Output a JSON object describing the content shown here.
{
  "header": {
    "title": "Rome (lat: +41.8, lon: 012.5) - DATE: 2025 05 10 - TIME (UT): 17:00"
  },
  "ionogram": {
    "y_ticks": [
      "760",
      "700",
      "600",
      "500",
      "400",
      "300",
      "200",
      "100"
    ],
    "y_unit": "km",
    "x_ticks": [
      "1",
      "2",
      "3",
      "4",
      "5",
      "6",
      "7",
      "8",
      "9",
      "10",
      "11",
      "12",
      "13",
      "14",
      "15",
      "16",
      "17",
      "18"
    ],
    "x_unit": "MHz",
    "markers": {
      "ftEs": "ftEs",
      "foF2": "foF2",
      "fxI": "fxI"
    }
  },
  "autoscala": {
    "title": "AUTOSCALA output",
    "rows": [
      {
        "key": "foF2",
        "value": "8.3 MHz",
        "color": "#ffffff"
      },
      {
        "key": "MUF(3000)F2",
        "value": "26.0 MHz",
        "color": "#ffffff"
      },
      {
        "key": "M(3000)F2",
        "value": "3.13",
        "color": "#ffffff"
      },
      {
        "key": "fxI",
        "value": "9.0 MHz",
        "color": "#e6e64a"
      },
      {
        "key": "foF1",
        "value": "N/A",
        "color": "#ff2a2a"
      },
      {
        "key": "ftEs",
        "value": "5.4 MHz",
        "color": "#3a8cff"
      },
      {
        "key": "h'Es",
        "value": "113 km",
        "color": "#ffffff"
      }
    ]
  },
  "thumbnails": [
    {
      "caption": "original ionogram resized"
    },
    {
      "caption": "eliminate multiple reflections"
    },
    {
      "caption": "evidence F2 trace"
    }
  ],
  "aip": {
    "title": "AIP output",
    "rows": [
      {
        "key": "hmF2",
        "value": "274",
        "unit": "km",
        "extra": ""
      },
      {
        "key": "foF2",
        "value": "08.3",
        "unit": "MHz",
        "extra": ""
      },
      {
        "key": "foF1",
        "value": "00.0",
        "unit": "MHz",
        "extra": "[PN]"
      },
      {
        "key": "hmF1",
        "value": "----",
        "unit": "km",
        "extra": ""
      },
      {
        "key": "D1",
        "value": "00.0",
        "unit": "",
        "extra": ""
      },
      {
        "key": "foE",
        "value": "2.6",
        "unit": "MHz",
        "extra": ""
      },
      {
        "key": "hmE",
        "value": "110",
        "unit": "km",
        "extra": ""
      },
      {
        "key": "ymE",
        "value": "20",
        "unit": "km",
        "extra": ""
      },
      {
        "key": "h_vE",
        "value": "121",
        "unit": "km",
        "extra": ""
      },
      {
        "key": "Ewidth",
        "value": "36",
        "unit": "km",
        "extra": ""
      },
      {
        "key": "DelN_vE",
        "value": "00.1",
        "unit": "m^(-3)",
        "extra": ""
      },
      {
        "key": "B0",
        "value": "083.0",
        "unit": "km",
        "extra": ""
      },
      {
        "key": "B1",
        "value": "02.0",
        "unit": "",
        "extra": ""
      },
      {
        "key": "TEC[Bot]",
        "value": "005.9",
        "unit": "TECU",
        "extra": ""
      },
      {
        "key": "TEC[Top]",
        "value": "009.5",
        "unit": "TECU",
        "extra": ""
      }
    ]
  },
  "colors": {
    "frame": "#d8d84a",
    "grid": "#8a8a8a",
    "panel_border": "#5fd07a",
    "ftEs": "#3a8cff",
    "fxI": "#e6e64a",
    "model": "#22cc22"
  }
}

******

§ **AIM**: For each line in the data above that contains the string "caption", extract the line.

§ **COMPLETE RESPONSE**:
      "caption": "original ionogram resized"
      "caption": "eliminate multiple reflections"
      "caption": "evidence F2 trace"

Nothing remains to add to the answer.